-- BEGIN Material to process --
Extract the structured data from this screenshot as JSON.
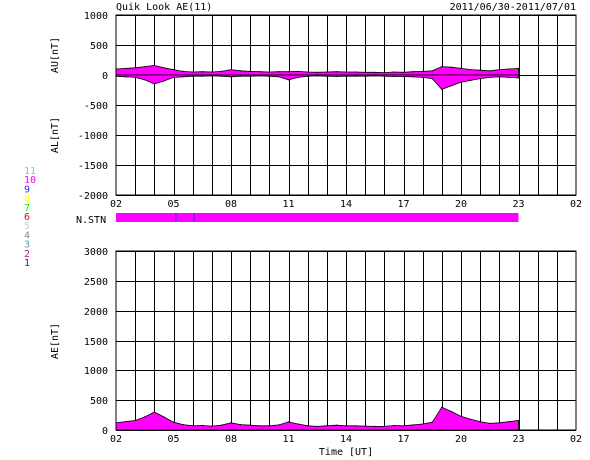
{
  "header": {
    "title": "Quik Look AE(11)",
    "date_range": "2011/06/30-2011/07/01"
  },
  "colors": {
    "fill": "#ff00ff",
    "fill_stroke": "#000000",
    "grid": "#000000",
    "station_bar_mark": "#3333cc"
  },
  "chart_data": [
    {
      "type": "area",
      "panel": "upper",
      "ylabel_top": "AU[nT]",
      "ylabel_bottom": "AL[nT]",
      "ylim": [
        -2000,
        1000
      ],
      "yticks": [
        1000,
        500,
        0,
        -500,
        -1000,
        -1500,
        -2000
      ],
      "xlim": [
        2,
        26
      ],
      "xtick_labels": [
        "02",
        "05",
        "08",
        "11",
        "14",
        "17",
        "20",
        "23",
        "02"
      ],
      "grid": true,
      "series": [
        {
          "name": "AU",
          "x": [
            2.0,
            2.5,
            3.0,
            3.5,
            4.0,
            4.5,
            5.0,
            5.5,
            6.0,
            6.5,
            7.0,
            7.5,
            8.0,
            8.5,
            9.0,
            9.5,
            10.0,
            10.5,
            11.0,
            11.5,
            12.0,
            12.5,
            13.0,
            13.5,
            14.0,
            14.5,
            15.0,
            15.5,
            16.0,
            16.5,
            17.0,
            17.5,
            18.0,
            18.5,
            19.0,
            19.5,
            20.0,
            20.5,
            21.0,
            21.5,
            22.0,
            22.5,
            23.0
          ],
          "values": [
            100,
            110,
            120,
            140,
            160,
            120,
            90,
            60,
            50,
            55,
            50,
            60,
            90,
            70,
            60,
            55,
            50,
            55,
            55,
            60,
            50,
            45,
            50,
            55,
            50,
            50,
            45,
            45,
            40,
            50,
            45,
            55,
            60,
            70,
            140,
            130,
            110,
            90,
            80,
            70,
            90,
            100,
            110
          ]
        },
        {
          "name": "AL",
          "x": [
            2.0,
            2.5,
            3.0,
            3.5,
            4.0,
            4.5,
            5.0,
            5.5,
            6.0,
            6.5,
            7.0,
            7.5,
            8.0,
            8.5,
            9.0,
            9.5,
            10.0,
            10.5,
            11.0,
            11.5,
            12.0,
            12.5,
            13.0,
            13.5,
            14.0,
            14.5,
            15.0,
            15.5,
            16.0,
            16.5,
            17.0,
            17.5,
            18.0,
            18.5,
            19.0,
            19.5,
            20.0,
            20.5,
            21.0,
            21.5,
            22.0,
            22.5,
            23.0
          ],
          "values": [
            -20,
            -30,
            -40,
            -80,
            -150,
            -100,
            -40,
            -30,
            -20,
            -20,
            -15,
            -20,
            -30,
            -20,
            -20,
            -15,
            -20,
            -30,
            -80,
            -40,
            -20,
            -15,
            -20,
            -25,
            -20,
            -20,
            -20,
            -15,
            -20,
            -25,
            -25,
            -30,
            -40,
            -60,
            -240,
            -180,
            -120,
            -90,
            -60,
            -40,
            -30,
            -40,
            -50
          ]
        }
      ]
    },
    {
      "type": "bar",
      "panel": "stations",
      "label": "N.STN",
      "legend_numbers": [
        {
          "label": "11",
          "color": "#00ffff"
        },
        {
          "label": "10",
          "color": "#ff00ff"
        },
        {
          "label": "9",
          "color": "#3333ff"
        },
        {
          "label": "8",
          "color": "#ffff00"
        },
        {
          "label": "7",
          "color": "#00ff00"
        },
        {
          "label": "6",
          "color": "#ff0000"
        },
        {
          "label": "5",
          "color": "#cccccc"
        },
        {
          "label": "4",
          "color": "#888888"
        },
        {
          "label": "3",
          "color": "#44aaaa"
        },
        {
          "label": "2",
          "color": "#aa2288"
        },
        {
          "label": "1",
          "color": "#2222aa"
        }
      ],
      "segments": [
        {
          "start": 2.0,
          "end": 23.0,
          "count": 10
        },
        {
          "start": 5.1,
          "end": 5.15,
          "count": 9
        },
        {
          "start": 6.05,
          "end": 6.1,
          "count": 9
        }
      ]
    },
    {
      "type": "area",
      "panel": "lower",
      "ylabel": "AE[nT]",
      "xlabel": "Time [UT]",
      "ylim": [
        0,
        3000
      ],
      "yticks": [
        3000,
        2500,
        2000,
        1500,
        1000,
        500,
        0
      ],
      "xlim": [
        2,
        26
      ],
      "xtick_labels": [
        "02",
        "05",
        "08",
        "11",
        "14",
        "17",
        "20",
        "23",
        "02"
      ],
      "grid": true,
      "series": [
        {
          "name": "AE",
          "x": [
            2.0,
            2.5,
            3.0,
            3.5,
            4.0,
            4.5,
            5.0,
            5.5,
            6.0,
            6.5,
            7.0,
            7.5,
            8.0,
            8.5,
            9.0,
            9.5,
            10.0,
            10.5,
            11.0,
            11.5,
            12.0,
            12.5,
            13.0,
            13.5,
            14.0,
            14.5,
            15.0,
            15.5,
            16.0,
            16.5,
            17.0,
            17.5,
            18.0,
            18.5,
            19.0,
            19.5,
            20.0,
            20.5,
            21.0,
            21.5,
            22.0,
            22.5,
            23.0
          ],
          "values": [
            120,
            140,
            160,
            220,
            300,
            220,
            130,
            90,
            70,
            75,
            65,
            80,
            120,
            90,
            80,
            70,
            70,
            85,
            135,
            100,
            70,
            60,
            70,
            80,
            70,
            70,
            65,
            60,
            60,
            75,
            70,
            85,
            100,
            130,
            380,
            310,
            230,
            180,
            140,
            110,
            120,
            140,
            160
          ]
        }
      ]
    }
  ]
}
-- END Material to process --
Aim: Print every entry above again without changing a word, and omit the pictures.

Written answer:
Extract the structured data from this screenshot as JSON.
{
  "header": {
    "title": "Quik Look AE(11)",
    "date_range": "2011/06/30-2011/07/01"
  },
  "colors": {
    "fill": "#ff00ff",
    "fill_stroke": "#000000",
    "grid": "#000000",
    "station_bar_mark": "#3333cc"
  },
  "chart_data": [
    {
      "type": "area",
      "panel": "upper",
      "ylabel_top": "AU[nT]",
      "ylabel_bottom": "AL[nT]",
      "ylim": [
        -2000,
        1000
      ],
      "yticks": [
        1000,
        500,
        0,
        -500,
        -1000,
        -1500,
        -2000
      ],
      "xlim": [
        2,
        26
      ],
      "xtick_labels": [
        "02",
        "05",
        "08",
        "11",
        "14",
        "17",
        "20",
        "23",
        "02"
      ],
      "grid": true,
      "series": [
        {
          "name": "AU",
          "x": [
            2.0,
            2.5,
            3.0,
            3.5,
            4.0,
            4.5,
            5.0,
            5.5,
            6.0,
            6.5,
            7.0,
            7.5,
            8.0,
            8.5,
            9.0,
            9.5,
            10.0,
            10.5,
            11.0,
            11.5,
            12.0,
            12.5,
            13.0,
            13.5,
            14.0,
            14.5,
            15.0,
            15.5,
            16.0,
            16.5,
            17.0,
            17.5,
            18.0,
            18.5,
            19.0,
            19.5,
            20.0,
            20.5,
            21.0,
            21.5,
            22.0,
            22.5,
            23.0
          ],
          "values": [
            100,
            110,
            120,
            140,
            160,
            120,
            90,
            60,
            50,
            55,
            50,
            60,
            90,
            70,
            60,
            55,
            50,
            55,
            55,
            60,
            50,
            45,
            50,
            55,
            50,
            50,
            45,
            45,
            40,
            50,
            45,
            55,
            60,
            70,
            140,
            130,
            110,
            90,
            80,
            70,
            90,
            100,
            110
          ]
        },
        {
          "name": "AL",
          "x": [
            2.0,
            2.5,
            3.0,
            3.5,
            4.0,
            4.5,
            5.0,
            5.5,
            6.0,
            6.5,
            7.0,
            7.5,
            8.0,
            8.5,
            9.0,
            9.5,
            10.0,
            10.5,
            11.0,
            11.5,
            12.0,
            12.5,
            13.0,
            13.5,
            14.0,
            14.5,
            15.0,
            15.5,
            16.0,
            16.5,
            17.0,
            17.5,
            18.0,
            18.5,
            19.0,
            19.5,
            20.0,
            20.5,
            21.0,
            21.5,
            22.0,
            22.5,
            23.0
          ],
          "values": [
            -20,
            -30,
            -40,
            -80,
            -150,
            -100,
            -40,
            -30,
            -20,
            -20,
            -15,
            -20,
            -30,
            -20,
            -20,
            -15,
            -20,
            -30,
            -80,
            -40,
            -20,
            -15,
            -20,
            -25,
            -20,
            -20,
            -20,
            -15,
            -20,
            -25,
            -25,
            -30,
            -40,
            -60,
            -240,
            -180,
            -120,
            -90,
            -60,
            -40,
            -30,
            -40,
            -50
          ]
        }
      ]
    },
    {
      "type": "bar",
      "panel": "stations",
      "label": "N.STN",
      "legend_numbers": [
        {
          "label": "11",
          "color": "#00ffff"
        },
        {
          "label": "10",
          "color": "#ff00ff"
        },
        {
          "label": "9",
          "color": "#3333ff"
        },
        {
          "label": "8",
          "color": "#ffff00"
        },
        {
          "label": "7",
          "color": "#00ff00"
        },
        {
          "label": "6",
          "color": "#ff0000"
        },
        {
          "label": "5",
          "color": "#cccccc"
        },
        {
          "label": "4",
          "color": "#888888"
        },
        {
          "label": "3",
          "color": "#44aaaa"
        },
        {
          "label": "2",
          "color": "#aa2288"
        },
        {
          "label": "1",
          "color": "#2222aa"
        }
      ],
      "segments": [
        {
          "start": 2.0,
          "end": 23.0,
          "count": 10
        },
        {
          "start": 5.1,
          "end": 5.15,
          "count": 9
        },
        {
          "start": 6.05,
          "end": 6.1,
          "count": 9
        }
      ]
    },
    {
      "type": "area",
      "panel": "lower",
      "ylabel": "AE[nT]",
      "xlabel": "Time [UT]",
      "ylim": [
        0,
        3000
      ],
      "yticks": [
        3000,
        2500,
        2000,
        1500,
        1000,
        500,
        0
      ],
      "xlim": [
        2,
        26
      ],
      "xtick_labels": [
        "02",
        "05",
        "08",
        "11",
        "14",
        "17",
        "20",
        "23",
        "02"
      ],
      "grid": true,
      "series": [
        {
          "name": "AE",
          "x": [
            2.0,
            2.5,
            3.0,
            3.5,
            4.0,
            4.5,
            5.0,
            5.5,
            6.0,
            6.5,
            7.0,
            7.5,
            8.0,
            8.5,
            9.0,
            9.5,
            10.0,
            10.5,
            11.0,
            11.5,
            12.0,
            12.5,
            13.0,
            13.5,
            14.0,
            14.5,
            15.0,
            15.5,
            16.0,
            16.5,
            17.0,
            17.5,
            18.0,
            18.5,
            19.0,
            19.5,
            20.0,
            20.5,
            21.0,
            21.5,
            22.0,
            22.5,
            23.0
          ],
          "values": [
            120,
            140,
            160,
            220,
            300,
            220,
            130,
            90,
            70,
            75,
            65,
            80,
            120,
            90,
            80,
            70,
            70,
            85,
            135,
            100,
            70,
            60,
            70,
            80,
            70,
            70,
            65,
            60,
            60,
            75,
            70,
            85,
            100,
            130,
            380,
            310,
            230,
            180,
            140,
            110,
            120,
            140,
            160
          ]
        }
      ]
    }
  ]
}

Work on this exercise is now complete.